**Task requirements**
Entries follow. Set all of them down as they stand.

**Material**
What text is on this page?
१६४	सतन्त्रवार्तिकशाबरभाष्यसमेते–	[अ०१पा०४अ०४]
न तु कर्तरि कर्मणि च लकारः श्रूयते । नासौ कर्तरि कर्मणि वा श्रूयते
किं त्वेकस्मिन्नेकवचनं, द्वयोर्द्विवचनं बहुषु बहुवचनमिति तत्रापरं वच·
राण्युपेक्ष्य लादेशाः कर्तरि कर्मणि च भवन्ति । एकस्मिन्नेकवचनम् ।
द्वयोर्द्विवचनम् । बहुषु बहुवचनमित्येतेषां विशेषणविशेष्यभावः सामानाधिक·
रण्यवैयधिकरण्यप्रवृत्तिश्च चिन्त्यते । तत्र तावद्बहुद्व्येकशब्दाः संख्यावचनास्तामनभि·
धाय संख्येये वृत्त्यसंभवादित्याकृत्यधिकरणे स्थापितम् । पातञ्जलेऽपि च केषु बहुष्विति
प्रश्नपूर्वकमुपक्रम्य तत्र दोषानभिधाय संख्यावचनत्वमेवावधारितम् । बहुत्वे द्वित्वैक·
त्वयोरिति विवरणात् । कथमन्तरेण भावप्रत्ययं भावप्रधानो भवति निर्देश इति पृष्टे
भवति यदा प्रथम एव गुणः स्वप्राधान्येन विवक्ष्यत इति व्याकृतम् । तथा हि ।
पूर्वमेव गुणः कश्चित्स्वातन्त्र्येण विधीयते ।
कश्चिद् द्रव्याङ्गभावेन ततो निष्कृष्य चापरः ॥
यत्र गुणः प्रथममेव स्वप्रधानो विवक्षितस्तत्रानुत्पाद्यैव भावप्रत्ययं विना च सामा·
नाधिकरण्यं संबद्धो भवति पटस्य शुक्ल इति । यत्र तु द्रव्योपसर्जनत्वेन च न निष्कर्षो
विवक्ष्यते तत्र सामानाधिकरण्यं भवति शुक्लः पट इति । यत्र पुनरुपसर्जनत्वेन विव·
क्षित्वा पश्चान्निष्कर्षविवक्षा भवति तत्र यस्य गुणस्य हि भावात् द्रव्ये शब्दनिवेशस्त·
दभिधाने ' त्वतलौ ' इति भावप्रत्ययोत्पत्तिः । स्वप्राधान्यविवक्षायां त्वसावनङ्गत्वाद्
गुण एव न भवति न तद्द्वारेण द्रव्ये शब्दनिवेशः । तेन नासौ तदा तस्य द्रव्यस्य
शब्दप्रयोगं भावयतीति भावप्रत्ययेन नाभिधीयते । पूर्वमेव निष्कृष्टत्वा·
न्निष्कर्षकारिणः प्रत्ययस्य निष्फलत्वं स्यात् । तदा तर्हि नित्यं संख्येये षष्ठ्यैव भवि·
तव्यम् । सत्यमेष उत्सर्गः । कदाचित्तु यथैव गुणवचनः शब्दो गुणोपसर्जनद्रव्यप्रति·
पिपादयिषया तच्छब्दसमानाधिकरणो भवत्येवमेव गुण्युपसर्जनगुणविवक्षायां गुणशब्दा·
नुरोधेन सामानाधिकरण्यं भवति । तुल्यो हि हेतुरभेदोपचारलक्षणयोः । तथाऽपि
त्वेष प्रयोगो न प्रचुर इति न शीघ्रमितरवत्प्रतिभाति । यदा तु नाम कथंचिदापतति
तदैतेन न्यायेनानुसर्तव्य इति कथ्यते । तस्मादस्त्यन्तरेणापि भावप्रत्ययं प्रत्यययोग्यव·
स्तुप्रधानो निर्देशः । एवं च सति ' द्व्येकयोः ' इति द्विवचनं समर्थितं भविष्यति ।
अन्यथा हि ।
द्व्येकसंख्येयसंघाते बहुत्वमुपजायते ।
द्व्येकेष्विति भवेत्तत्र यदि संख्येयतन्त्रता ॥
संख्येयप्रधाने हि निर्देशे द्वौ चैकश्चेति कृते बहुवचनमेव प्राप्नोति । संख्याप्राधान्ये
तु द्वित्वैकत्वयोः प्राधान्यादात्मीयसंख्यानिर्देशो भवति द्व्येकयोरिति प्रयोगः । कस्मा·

**Answer to this exercise**
What text is on this page?
१६४	सतन्त्रवार्तिकशाबरभाष्यसमेते–	[अ०१पा०४अ०४]
न तु कर्तरि कर्मणि च लकारः श्रूयते । नासौ कर्तरि कर्मणि वा श्रूयते
किं त्वेकस्मिन्नेकवचनं, द्वयोर्द्विवचनं बहुषु बहुवचनमिति तत्रापरं वच·
राण्युपेक्ष्य लादेशाः कर्तरि कर्मणि च भवन्ति । एकस्मिन्नेकवचनम् ।
द्वयोर्द्विवचनम् । बहुषु बहुवचनमित्येतेषां विशेषणविशेष्यभावः सामानाधिक·
रण्यवैयधिकरण्यप्रवृत्तिश्च चिन्त्यते । तत्र तावद्बहुद्व्येकशब्दाः संख्यावचनास्तामनभि·
धाय संख्येये वृत्त्यसंभवादित्याकृत्यधिकरणे स्थापितम् । पातञ्जलेऽपि च केषु बहुष्विति
प्रश्नपूर्वकमुपक्रम्य तत्र दोषानभिधाय संख्यावचनत्वमेवावधारितम् । बहुत्वे द्वित्वैक·
त्वयोरिति विवरणात् । कथमन्तरेण भावप्रत्ययं भावप्रधानो भवति निर्देश इति पृष्टे
भवति यदा प्रथम एव गुणः स्वप्राधान्येन विवक्ष्यत इति व्याकृतम् । तथा हि ।
पूर्वमेव गुणः कश्चित्स्वातन्त्र्येण विधीयते ।
कश्चिद् द्रव्याङ्गभावेन ततो निष्कृष्य चापरः ॥
यत्र गुणः प्रथममेव स्वप्रधानो विवक्षितस्तत्रानुत्पाद्यैव भावप्रत्ययं विना च सामा·
नाधिकरण्यं संबद्धो भवति पटस्य शुक्ल इति । यत्र तु द्रव्योपसर्जनत्वेन च न निष्कर्षो
विवक्ष्यते तत्र सामानाधिकरण्यं भवति शुक्लः पट इति । यत्र पुनरुपसर्जनत्वेन विव·
क्षित्वा पश्चान्निष्कर्षविवक्षा भवति तत्र यस्य गुणस्य हि भावात् द्रव्ये शब्दनिवेशस्त·
दभिधाने ' त्वतलौ ' इति भावप्रत्ययोत्पत्तिः । स्वप्राधान्यविवक्षायां त्वसावनङ्गत्वाद्
गुण एव न भवति न तद्द्वारेण द्रव्ये शब्दनिवेशः । तेन नासौ तदा तस्य द्रव्यस्य
शब्दप्रयोगं भावयतीति भावप्रत्ययेन नाभिधीयते । पूर्वमेव निष्कृष्टत्वा·
न्निष्कर्षकारिणः प्रत्ययस्य निष्फलत्वं स्यात् । तदा तर्हि नित्यं संख्येये षष्ठ्यैव भवि·
तव्यम् । सत्यमेष उत्सर्गः । कदाचित्तु यथैव गुणवचनः शब्दो गुणोपसर्जनद्रव्यप्रति·
पिपादयिषया तच्छब्दसमानाधिकरणो भवत्येवमेव गुण्युपसर्जनगुणविवक्षायां गुणशब्दा·
नुरोधेन सामानाधिकरण्यं भवति । तुल्यो हि हेतुरभेदोपचारलक्षणयोः । तथाऽपि
त्वेष प्रयोगो न प्रचुर इति न शीघ्रमितरवत्प्रतिभाति । यदा तु नाम कथंचिदापतति
तदैतेन न्यायेनानुसर्तव्य इति कथ्यते । तस्मादस्त्यन्तरेणापि भावप्रत्ययं प्रत्यययोग्यव·
स्तुप्रधानो निर्देशः । एवं च सति ' द्व्येकयोः ' इति द्विवचनं समर्थितं भविष्यति ।
अन्यथा हि ।
द्व्येकसंख्येयसंघाते बहुत्वमुपजायते ।
द्व्येकेष्विति भवेत्तत्र यदि संख्येयतन्त्रता ॥
संख्येयप्रधाने हि निर्देशे द्वौ चैकश्चेति कृते बहुवचनमेव प्राप्नोति । संख्याप्राधान्ये
तु द्वित्वैकत्वयोः प्राधान्यादात्मीयसंख्यानिर्देशो भवति द्व्येकयोरिति प्रयोगः । कस्मा·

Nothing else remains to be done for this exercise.